Reputation: 28722
The celery documentation gives the following example for automatically retrying a task:
class BaseTaskWithRetry(Task):
autoretry_for = (TypeError,)
retry_kwargs = {'max_retries': 5}
retry_backoff = True
retry_backoff_max = 700
retry_jitter = False
retry_backoff
means that Celery will use exponential backoff - so in this case (according to the docs):
The first retry will have a delay of 1 second, the second retry will have a delay of 2 seconds, the third will delay 4 seconds, the fourth will delay 8 seconds, and so on.
However, in the example max_retries
is five, and yet retry_backoff_max
is 700.
I would think that if max_retries
is set to five, then the retries would happen at one second, two seconds, four seconds, eight seconds, and sixteen seconds. That is all, because that's five retries. The backoff never gets anywhere close to 700 seconds.
Is retry_backoff_max
in the given example pointless? What does max_retries
of five actually mean in this example?

Page layout parsing data
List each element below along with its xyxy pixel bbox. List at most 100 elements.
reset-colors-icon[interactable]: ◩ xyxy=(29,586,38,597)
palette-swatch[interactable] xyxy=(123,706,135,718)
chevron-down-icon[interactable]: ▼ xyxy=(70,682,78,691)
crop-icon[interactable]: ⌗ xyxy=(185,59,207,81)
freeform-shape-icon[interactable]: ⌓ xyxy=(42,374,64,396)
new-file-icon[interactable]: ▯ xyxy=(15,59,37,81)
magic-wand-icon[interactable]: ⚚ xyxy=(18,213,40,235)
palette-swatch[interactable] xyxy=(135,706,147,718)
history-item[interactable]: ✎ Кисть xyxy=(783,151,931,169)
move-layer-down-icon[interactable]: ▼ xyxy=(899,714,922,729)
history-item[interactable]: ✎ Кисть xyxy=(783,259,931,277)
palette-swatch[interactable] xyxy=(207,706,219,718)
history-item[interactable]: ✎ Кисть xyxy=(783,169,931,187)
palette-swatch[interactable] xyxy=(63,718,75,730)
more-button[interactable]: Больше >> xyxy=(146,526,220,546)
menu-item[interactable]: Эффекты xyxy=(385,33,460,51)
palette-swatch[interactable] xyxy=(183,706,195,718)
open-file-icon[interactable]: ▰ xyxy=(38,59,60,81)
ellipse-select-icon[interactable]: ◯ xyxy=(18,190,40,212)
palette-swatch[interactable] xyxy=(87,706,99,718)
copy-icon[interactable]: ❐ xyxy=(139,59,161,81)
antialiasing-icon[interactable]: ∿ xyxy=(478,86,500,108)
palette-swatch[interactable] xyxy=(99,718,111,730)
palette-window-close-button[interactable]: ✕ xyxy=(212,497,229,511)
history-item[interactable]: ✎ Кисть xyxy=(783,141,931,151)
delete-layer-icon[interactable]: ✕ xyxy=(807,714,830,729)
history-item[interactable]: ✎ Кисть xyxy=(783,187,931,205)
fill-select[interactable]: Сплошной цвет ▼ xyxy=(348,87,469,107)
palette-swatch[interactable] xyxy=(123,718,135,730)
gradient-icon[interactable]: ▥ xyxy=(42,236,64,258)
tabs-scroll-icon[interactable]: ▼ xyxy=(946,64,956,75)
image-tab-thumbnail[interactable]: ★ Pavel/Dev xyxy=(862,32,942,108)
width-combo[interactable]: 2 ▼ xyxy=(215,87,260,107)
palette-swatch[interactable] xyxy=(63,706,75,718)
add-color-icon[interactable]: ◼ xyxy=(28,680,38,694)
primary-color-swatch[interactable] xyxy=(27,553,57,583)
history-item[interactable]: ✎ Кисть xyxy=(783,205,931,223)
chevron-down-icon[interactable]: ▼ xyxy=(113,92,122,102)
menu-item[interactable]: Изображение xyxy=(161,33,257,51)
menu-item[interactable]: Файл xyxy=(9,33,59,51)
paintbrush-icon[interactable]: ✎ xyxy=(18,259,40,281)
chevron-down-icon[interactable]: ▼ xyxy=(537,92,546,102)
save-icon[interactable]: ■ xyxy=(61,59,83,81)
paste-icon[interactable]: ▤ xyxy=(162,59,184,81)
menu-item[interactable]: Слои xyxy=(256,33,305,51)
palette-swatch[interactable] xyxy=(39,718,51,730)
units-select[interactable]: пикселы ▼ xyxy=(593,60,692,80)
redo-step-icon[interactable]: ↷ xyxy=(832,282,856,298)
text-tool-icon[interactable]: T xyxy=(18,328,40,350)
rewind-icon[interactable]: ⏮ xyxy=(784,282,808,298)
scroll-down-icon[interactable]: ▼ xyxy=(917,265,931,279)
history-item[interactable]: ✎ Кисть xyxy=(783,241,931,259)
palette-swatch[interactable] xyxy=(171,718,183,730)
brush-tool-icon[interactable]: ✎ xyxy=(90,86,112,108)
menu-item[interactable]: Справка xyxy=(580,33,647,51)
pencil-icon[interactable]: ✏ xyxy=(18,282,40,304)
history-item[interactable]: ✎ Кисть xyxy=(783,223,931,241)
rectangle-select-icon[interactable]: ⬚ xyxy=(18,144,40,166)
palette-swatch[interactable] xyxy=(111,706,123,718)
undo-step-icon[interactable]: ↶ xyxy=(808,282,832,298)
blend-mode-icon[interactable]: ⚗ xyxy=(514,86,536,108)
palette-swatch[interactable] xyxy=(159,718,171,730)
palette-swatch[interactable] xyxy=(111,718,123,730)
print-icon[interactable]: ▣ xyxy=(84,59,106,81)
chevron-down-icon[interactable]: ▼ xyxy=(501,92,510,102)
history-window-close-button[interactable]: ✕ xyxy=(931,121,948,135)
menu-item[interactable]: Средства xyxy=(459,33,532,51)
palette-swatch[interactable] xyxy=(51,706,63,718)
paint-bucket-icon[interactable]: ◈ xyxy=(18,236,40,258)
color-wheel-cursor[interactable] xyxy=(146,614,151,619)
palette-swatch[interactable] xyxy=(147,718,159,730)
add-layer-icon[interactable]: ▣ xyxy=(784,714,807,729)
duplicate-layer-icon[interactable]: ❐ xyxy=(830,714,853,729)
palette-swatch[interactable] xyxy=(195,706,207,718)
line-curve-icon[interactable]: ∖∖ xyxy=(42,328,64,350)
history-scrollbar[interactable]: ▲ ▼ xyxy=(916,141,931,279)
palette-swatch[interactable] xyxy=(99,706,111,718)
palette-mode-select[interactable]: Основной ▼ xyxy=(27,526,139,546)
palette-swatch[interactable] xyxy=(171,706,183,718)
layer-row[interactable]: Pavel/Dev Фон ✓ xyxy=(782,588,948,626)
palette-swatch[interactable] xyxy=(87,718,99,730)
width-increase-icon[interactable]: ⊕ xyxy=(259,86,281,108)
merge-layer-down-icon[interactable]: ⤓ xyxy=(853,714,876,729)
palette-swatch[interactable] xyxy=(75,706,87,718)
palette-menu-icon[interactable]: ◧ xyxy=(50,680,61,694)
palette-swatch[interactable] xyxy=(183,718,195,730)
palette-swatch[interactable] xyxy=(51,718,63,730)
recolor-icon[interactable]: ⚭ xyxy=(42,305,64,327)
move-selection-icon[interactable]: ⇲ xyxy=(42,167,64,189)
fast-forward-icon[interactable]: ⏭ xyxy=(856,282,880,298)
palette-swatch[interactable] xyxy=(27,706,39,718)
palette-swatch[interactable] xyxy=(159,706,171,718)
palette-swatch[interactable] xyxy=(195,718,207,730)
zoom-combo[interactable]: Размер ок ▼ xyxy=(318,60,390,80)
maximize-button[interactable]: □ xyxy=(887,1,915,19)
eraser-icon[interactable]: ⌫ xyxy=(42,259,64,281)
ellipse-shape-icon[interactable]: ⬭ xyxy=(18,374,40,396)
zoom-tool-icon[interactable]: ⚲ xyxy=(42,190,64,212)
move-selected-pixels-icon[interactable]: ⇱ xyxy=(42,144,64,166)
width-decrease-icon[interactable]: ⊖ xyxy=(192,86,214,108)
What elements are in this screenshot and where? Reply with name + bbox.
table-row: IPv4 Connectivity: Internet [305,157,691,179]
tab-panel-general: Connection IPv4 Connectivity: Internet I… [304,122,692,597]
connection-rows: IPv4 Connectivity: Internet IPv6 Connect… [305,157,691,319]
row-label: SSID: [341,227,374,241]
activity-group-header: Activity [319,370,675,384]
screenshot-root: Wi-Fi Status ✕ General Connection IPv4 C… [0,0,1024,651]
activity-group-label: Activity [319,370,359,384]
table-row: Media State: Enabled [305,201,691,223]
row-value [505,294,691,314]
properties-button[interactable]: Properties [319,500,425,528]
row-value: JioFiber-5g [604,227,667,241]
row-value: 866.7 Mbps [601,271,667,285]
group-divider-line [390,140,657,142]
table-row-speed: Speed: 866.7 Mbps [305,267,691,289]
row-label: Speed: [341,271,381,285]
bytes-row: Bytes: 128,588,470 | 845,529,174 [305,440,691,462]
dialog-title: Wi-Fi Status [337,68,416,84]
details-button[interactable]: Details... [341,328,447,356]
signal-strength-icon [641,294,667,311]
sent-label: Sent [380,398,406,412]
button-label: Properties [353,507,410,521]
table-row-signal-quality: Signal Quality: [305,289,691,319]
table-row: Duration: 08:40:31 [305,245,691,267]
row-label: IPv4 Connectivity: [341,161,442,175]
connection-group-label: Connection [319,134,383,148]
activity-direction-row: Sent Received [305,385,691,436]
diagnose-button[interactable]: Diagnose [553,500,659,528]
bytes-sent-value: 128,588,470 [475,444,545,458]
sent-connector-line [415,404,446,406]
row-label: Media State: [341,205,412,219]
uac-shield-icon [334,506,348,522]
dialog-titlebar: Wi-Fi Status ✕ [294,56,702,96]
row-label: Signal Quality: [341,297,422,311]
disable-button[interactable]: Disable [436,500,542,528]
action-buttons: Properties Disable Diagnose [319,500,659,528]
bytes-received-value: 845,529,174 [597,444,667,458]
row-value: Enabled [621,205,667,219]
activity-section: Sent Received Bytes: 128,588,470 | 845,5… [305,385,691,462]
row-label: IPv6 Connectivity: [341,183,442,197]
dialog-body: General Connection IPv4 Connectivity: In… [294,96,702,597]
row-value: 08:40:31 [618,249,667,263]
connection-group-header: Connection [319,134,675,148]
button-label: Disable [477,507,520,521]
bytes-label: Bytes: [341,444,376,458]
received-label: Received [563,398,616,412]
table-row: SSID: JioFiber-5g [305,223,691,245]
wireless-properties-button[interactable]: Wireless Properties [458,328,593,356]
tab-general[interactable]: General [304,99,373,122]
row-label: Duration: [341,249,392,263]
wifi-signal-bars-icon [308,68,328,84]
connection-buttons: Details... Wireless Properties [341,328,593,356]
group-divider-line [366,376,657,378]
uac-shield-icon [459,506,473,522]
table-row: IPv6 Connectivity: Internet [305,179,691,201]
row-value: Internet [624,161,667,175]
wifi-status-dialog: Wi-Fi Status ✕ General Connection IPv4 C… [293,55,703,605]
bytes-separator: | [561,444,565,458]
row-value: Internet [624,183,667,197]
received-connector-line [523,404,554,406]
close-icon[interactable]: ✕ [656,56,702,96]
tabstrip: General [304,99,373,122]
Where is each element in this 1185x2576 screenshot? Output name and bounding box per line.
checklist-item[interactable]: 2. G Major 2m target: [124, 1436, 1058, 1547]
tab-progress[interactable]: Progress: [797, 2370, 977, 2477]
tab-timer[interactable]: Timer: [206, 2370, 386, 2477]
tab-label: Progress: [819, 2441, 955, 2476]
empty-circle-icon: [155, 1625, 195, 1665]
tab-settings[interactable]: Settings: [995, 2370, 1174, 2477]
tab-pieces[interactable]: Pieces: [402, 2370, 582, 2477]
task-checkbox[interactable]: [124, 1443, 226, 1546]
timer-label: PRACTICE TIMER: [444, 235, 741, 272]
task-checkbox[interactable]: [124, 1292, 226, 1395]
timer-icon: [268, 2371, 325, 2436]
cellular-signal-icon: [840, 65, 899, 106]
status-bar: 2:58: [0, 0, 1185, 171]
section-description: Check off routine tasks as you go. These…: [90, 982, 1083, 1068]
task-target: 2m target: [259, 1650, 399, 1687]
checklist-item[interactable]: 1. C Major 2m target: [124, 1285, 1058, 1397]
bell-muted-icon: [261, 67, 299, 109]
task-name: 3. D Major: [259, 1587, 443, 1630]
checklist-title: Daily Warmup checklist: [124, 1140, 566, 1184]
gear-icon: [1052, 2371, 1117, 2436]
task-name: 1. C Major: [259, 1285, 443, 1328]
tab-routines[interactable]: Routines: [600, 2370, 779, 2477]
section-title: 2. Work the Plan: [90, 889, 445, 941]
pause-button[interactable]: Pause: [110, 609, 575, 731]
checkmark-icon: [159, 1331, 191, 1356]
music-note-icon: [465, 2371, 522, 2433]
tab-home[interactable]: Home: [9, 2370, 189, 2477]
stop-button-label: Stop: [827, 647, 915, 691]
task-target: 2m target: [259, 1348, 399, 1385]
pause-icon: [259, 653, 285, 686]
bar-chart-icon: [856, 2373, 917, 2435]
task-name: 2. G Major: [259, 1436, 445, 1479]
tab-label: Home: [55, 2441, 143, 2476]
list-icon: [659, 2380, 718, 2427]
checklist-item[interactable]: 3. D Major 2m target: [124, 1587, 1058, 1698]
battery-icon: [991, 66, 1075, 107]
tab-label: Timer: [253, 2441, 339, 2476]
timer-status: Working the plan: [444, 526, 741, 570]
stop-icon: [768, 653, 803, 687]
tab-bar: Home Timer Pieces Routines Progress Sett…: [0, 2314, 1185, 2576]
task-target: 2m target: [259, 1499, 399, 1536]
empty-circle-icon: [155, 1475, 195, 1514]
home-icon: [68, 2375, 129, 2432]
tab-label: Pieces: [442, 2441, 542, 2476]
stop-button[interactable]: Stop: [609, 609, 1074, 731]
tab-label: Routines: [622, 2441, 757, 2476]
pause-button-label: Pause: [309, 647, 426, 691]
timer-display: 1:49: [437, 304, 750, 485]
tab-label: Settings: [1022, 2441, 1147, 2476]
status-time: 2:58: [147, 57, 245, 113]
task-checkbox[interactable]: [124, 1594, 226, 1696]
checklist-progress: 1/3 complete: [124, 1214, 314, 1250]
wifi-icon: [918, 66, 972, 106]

Exercise goal: Reproduce verbatim the entire question about Celery's task retry settings given above.

Exercise result:
Reputation: 28722
The celery documentation gives the following example for automatically retrying a task:
class BaseTaskWithRetry(Task):
autoretry_for = (TypeError,)
retry_kwargs = {'max_retries': 5}
retry_backoff = True
retry_backoff_max = 700
retry_jitter = False
retry_backoff
means that Celery will use exponential backoff - so in this case (according to the docs):
The first retry will have a delay of 1 second, the second retry will have a delay of 2 seconds, the third will delay 4 seconds, the fourth will delay 8 seconds, and so on.
However, in the example max_retries
is five, and yet retry_backoff_max
is 700.
I would think that if max_retries
is set to five, then the retries would happen at one second, two seconds, four seconds, eight seconds, and sixteen seconds. That is all, because that's five retries. The backoff never gets anywhere close to 700 seconds.
Is retry_backoff_max
in the given example pointless? What does max_retries
of five actually mean in this example?